━━ Text section

/ 31 October 2011

Wanted: A new student politics

At a time when the country’s political discourse seems reduced mostly to banality or ­violence through words, I want to consider how life under democratic regimes might require a different approach to student politics than the one demanded by politics under dictatorships.

I was born in Argentina and studied for my first degree in history at the University of Buenos Aires. The public higher education system in Argentina is free. Students do not pay fees and, despite the dependence of universities on the state for subsidies, they are autonomous. The state cannot interfere in a university’s academic or governance practices.

But that was not so between 1976 and 1983 when a military dictatorship ruled Argentina. For most of the five years of my ­undergraduate degree the country was under a military government.

This entailed military intervention in the governance of the university, a constant police presence and the banning of all political activity. Progressive academics resigned, were imprisoned and accused of terrorism, or fled into exile.

“Knowledge is power”
Under totalitarian regimes, whether of the right or the left, the meaning of the ­statement ‘knowledge is power” becomes almost transparent. The military dictatorship in Argentina created a skewed version of truth by banning books, movies, plays and songs it did not like.

The public university was a particularly important target because it was seen as the cradle of the left and nonconformism.The syllabuses of most of our courses were the manifestation of the power of the state in disguise, deciding what we could think, what deserved to be studied and what not.

Under those circumstances, what kind of ­student activism was possible? The greatest political resistance during that period was intellectual defiance. We wanted the knowledge that was banned. We wanted the tools to critique the rubbish we were being fed in the name of God, the Fatherland and Western civilisation.

We wanted the tools to uncover mediocrity and intellectual cowardice and their political consequences — to distinguish between active justification of the dictatorship and
complicit silence.

At the age of 18 or 19, my best teachers and mentors were senior students who had had the chance of other teachers and other books. We organised underground study groups. The state of emergency prevented gatherings of more than two people. So at the weekends we travelled outside the city to a place where we could read and discuss texts.

Clandestine reading made us aware of old and new debates in history and the social sciences, and we realised what we could be taught. But we also talked politics, tactics and the future and what it would take to overturn the military. And when the situation was ripe we participated in all forms of mobilisation.

As the military government weakened, we organised ourselves and contested the first unauthorised student representative council (SRC) election, with the support of political parties, although not all student formations had a party political background. One task of the newly formed ­SRC in the humanities faculty was a review of the curriculum.

We constituted ourselves in discipline-based teams to review the undergraduate curriculum in our departments. We wrote documents arguing why the courses were dated, badly organised and poorly taught.

━━━━
━━ Given information

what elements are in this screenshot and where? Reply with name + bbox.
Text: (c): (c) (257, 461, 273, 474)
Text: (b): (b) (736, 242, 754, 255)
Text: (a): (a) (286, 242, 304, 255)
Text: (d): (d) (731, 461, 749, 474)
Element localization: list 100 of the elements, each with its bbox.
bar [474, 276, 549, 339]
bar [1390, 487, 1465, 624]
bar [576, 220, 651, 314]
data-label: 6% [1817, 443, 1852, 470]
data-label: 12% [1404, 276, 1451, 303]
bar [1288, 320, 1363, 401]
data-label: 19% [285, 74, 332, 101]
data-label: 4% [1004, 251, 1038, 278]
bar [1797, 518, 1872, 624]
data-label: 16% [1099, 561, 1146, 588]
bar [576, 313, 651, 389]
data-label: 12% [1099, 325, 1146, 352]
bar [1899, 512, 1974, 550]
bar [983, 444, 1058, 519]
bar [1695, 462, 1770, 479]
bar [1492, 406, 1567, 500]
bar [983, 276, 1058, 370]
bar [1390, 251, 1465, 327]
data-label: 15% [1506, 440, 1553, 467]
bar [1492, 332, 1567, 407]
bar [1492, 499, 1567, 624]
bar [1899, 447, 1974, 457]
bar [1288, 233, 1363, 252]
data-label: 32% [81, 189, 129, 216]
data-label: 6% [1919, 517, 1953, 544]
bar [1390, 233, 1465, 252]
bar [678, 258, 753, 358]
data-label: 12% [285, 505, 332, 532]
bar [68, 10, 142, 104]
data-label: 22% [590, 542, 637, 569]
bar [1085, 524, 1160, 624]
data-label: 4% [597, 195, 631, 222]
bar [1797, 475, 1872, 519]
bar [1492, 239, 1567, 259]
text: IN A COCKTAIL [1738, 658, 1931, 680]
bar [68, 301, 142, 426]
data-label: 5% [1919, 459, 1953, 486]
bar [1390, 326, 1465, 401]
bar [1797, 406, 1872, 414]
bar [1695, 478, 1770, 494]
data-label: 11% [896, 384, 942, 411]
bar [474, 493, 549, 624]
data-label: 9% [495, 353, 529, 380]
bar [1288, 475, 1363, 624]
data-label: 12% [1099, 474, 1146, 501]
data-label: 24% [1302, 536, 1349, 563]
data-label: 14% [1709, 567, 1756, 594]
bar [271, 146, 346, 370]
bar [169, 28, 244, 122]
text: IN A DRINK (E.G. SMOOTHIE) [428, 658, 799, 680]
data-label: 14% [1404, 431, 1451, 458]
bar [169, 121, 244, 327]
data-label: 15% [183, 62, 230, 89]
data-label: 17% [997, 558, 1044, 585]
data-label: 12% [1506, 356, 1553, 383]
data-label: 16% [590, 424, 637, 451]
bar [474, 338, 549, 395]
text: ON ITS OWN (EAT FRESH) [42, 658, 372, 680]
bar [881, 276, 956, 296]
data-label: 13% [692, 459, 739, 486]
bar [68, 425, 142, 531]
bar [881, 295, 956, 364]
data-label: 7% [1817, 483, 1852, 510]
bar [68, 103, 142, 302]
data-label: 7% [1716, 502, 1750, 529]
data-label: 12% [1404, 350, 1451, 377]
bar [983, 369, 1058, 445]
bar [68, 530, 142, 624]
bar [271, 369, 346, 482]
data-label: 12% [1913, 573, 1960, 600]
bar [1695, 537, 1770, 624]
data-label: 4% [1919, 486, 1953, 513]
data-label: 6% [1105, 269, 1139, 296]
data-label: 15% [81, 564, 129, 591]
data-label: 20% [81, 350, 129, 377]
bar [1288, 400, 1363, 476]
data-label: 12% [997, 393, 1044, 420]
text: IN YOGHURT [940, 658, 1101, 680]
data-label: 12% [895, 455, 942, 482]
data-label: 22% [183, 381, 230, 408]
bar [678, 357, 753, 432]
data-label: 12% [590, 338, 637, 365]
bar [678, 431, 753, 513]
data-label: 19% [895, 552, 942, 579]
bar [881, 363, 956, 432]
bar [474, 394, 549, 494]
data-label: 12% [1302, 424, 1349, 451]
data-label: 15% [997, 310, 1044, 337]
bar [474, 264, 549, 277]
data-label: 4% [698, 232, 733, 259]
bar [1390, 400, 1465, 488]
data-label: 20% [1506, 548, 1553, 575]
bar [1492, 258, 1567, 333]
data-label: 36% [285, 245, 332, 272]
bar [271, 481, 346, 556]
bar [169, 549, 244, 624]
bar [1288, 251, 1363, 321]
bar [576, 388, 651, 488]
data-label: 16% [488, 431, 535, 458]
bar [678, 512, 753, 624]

━━━━

The tasks —
1. According to the text on student politics, during which years did a military dictatorship rule Argentina?
2. Reproduce the records line for line, from their very first line through the line that holds "text: IN A COCKTAIL [1738, 658, 1931, 680]", with both of those lines included.

Answers below —
1. Between 1976 and 1983.

2.
what elements are in this screenshot and where? Reply with name + bbox.
Text: (c): (c) (257, 461, 273, 474)
Text: (b): (b) (736, 242, 754, 255)
Text: (a): (a) (286, 242, 304, 255)
Text: (d): (d) (731, 461, 749, 474)
Element localization: list 100 of the elements, each with its bbox.
bar [474, 276, 549, 339]
bar [1390, 487, 1465, 624]
bar [576, 220, 651, 314]
data-label: 6% [1817, 443, 1852, 470]
data-label: 12% [1404, 276, 1451, 303]
bar [1288, 320, 1363, 401]
data-label: 19% [285, 74, 332, 101]
data-label: 4% [1004, 251, 1038, 278]
bar [1797, 518, 1872, 624]
data-label: 16% [1099, 561, 1146, 588]
bar [576, 313, 651, 389]
data-label: 12% [1099, 325, 1146, 352]
bar [1899, 512, 1974, 550]
bar [983, 444, 1058, 519]
bar [1695, 462, 1770, 479]
bar [1492, 406, 1567, 500]
bar [983, 276, 1058, 370]
bar [1390, 251, 1465, 327]
data-label: 15% [1506, 440, 1553, 467]
bar [1492, 332, 1567, 407]
bar [1492, 499, 1567, 624]
bar [1899, 447, 1974, 457]
bar [1288, 233, 1363, 252]
data-label: 32% [81, 189, 129, 216]
data-label: 6% [1919, 517, 1953, 544]
bar [1390, 233, 1465, 252]
bar [678, 258, 753, 358]
data-label: 12% [285, 505, 332, 532]
bar [68, 10, 142, 104]
data-label: 22% [590, 542, 637, 569]
bar [1085, 524, 1160, 624]
data-label: 4% [597, 195, 631, 222]
bar [1797, 475, 1872, 519]
bar [1492, 239, 1567, 259]
text: IN A COCKTAIL [1738, 658, 1931, 680]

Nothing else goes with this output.